# [Page extract]
....................

The pair’s opening breakdown of “St James Infirmary,” that timeless anthem of the Jazz Age, sets an early high bar as Williams’ tenor, at once mournful and resplendent, distills the pain and pleasure of simply being alive. Helfer’s fingers etch dark chords that outline his partner’s extemporization, eventually drifting into a statement of their own saturated in elegant cerulean hues. A missing rhythm section of bass and drums isn’t even an afterthought. “Trouble In Mind” continues the winsome streak with Williams rolling out another lustrous emotion-laden rendition of the familiar theme and Helfer answering with cleverly uncluttered counterpoint.

....................

# [To-do list]
(1) In the review, which two instruments make up the missing rhythm section?
(2) From the review, quote the stretch from "The pair’s opening" through "cleverly uncluttered counterpoint.".
Rely on the review alone.

(Data records)
....................

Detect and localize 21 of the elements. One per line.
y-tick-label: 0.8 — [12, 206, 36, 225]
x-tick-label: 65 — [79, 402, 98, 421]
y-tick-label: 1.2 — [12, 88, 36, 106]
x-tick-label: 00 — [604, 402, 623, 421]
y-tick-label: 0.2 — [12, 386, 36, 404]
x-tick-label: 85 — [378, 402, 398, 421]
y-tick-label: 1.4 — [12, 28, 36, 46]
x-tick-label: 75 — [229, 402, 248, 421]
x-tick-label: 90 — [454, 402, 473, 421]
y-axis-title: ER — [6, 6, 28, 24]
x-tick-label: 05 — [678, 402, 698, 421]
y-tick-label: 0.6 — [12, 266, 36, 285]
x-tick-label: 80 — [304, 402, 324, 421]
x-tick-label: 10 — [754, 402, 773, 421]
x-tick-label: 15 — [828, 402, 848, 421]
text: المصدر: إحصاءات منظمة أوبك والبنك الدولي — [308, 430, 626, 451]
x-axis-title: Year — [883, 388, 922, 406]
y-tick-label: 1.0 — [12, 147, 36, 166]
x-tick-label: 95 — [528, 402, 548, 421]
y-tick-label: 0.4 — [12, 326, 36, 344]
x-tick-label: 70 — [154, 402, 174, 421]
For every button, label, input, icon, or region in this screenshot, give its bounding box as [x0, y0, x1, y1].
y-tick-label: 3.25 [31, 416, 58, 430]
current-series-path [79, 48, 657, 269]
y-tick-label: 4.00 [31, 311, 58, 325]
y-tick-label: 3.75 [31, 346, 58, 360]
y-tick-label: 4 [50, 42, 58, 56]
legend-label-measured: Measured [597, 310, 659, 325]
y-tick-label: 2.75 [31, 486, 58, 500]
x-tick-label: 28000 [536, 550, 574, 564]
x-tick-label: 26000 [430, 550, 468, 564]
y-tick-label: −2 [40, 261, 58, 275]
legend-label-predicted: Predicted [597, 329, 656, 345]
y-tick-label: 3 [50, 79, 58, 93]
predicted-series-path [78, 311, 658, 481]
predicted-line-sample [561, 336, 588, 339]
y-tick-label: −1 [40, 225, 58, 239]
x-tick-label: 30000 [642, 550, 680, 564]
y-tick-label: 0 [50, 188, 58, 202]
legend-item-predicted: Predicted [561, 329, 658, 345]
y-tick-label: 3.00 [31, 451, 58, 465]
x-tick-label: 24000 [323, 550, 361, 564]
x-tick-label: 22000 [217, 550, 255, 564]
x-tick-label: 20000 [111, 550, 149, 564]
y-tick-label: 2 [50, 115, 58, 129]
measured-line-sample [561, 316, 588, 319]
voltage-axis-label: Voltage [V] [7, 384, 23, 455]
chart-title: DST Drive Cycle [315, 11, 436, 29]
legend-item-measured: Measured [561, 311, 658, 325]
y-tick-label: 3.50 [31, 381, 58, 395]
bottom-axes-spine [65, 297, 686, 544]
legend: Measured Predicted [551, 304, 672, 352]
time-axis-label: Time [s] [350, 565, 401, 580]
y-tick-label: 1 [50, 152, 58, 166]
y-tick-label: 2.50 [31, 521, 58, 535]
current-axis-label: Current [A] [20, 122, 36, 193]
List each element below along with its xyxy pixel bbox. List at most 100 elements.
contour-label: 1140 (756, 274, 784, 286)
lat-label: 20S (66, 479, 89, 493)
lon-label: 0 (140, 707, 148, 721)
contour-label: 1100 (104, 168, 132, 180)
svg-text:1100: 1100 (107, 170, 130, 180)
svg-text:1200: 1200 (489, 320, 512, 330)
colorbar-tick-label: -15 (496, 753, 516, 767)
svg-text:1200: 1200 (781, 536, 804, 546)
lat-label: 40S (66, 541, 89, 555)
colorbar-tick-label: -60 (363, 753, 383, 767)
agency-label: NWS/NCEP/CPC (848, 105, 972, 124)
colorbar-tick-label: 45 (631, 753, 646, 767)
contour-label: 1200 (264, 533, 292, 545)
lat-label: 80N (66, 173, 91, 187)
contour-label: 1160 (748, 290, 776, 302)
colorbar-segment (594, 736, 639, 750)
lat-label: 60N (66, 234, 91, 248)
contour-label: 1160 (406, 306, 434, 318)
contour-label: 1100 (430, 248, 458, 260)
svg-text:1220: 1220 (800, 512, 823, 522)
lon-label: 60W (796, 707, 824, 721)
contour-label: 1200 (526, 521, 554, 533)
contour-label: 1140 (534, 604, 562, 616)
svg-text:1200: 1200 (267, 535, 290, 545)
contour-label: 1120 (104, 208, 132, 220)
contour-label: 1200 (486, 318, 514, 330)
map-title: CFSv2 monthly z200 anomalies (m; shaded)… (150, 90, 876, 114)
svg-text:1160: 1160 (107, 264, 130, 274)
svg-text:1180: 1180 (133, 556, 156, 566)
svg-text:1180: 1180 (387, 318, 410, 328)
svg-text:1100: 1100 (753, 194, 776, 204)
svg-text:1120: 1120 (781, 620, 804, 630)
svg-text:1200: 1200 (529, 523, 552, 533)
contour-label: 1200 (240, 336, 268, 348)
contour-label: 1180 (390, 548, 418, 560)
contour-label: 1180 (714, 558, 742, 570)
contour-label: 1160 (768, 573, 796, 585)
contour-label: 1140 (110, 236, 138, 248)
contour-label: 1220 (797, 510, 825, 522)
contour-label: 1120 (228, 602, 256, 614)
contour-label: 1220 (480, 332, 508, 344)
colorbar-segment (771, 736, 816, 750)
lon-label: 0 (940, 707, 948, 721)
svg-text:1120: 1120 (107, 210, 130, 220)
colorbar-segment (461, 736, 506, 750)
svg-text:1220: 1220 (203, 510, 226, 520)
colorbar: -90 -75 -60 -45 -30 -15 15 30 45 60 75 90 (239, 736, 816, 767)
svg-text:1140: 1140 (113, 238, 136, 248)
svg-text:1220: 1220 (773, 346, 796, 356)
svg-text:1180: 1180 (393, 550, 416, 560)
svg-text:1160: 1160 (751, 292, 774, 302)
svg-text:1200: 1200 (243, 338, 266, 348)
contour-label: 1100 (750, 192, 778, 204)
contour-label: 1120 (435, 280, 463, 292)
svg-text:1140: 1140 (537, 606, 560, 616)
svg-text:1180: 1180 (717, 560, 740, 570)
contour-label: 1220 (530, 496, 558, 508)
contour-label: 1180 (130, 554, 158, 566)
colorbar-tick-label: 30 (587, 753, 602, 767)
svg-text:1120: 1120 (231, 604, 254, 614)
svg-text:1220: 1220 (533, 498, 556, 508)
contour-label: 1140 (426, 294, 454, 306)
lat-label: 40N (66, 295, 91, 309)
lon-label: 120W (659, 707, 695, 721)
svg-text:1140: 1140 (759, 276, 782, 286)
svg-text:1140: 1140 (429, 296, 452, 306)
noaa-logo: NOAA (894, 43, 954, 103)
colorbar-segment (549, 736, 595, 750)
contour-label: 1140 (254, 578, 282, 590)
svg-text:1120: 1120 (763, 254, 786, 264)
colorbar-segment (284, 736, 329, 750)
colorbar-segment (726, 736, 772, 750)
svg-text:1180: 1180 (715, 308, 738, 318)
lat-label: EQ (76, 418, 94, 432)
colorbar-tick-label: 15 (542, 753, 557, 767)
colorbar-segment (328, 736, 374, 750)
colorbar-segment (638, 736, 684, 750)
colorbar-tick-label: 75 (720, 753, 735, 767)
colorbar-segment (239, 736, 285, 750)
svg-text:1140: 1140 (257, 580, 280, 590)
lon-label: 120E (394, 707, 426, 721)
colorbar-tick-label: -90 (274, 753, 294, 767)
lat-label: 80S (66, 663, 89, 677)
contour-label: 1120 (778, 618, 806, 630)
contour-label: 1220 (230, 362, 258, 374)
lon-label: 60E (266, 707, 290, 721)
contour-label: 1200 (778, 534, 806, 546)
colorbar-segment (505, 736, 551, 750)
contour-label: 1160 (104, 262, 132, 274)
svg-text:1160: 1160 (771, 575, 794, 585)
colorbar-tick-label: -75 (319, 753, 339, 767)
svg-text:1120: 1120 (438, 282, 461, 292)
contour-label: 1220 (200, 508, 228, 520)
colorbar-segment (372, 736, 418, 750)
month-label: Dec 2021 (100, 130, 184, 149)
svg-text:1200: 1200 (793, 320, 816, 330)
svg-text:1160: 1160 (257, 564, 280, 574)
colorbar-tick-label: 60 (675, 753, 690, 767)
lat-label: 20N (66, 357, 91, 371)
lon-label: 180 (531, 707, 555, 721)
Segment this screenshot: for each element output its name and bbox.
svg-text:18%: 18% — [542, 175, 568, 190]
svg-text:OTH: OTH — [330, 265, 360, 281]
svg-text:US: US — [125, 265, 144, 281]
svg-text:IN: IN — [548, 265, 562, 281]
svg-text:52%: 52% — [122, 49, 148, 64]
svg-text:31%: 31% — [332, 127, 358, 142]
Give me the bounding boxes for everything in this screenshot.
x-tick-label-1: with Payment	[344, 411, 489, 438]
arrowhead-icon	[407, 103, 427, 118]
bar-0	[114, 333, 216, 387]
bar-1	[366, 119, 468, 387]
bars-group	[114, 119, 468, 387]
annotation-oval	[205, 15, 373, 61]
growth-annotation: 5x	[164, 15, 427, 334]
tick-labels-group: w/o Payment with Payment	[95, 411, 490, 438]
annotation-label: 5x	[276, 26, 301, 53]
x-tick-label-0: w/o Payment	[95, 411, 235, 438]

....................

# [Set of answers]
(1) Bass and drums.

(2)
The pair’s opening breakdown of “St James Infirmary,” that timeless anthem of the Jazz Age, sets an early high bar as Williams’ tenor, at once mournful and resplendent, distills the pain and pleasure of simply being alive. Helfer’s fingers etch dark chords that outline his partner’s extemporization, eventually drifting into a statement of their own saturated in elegant cerulean hues. A missing rhythm section of bass and drums isn’t even an afterthought. “Trouble In Mind” continues the winsome streak with Williams rolling out another lustrous emotion-laden rendition of the familiar theme and Helfer answering with cleverly uncluttered counterpoint.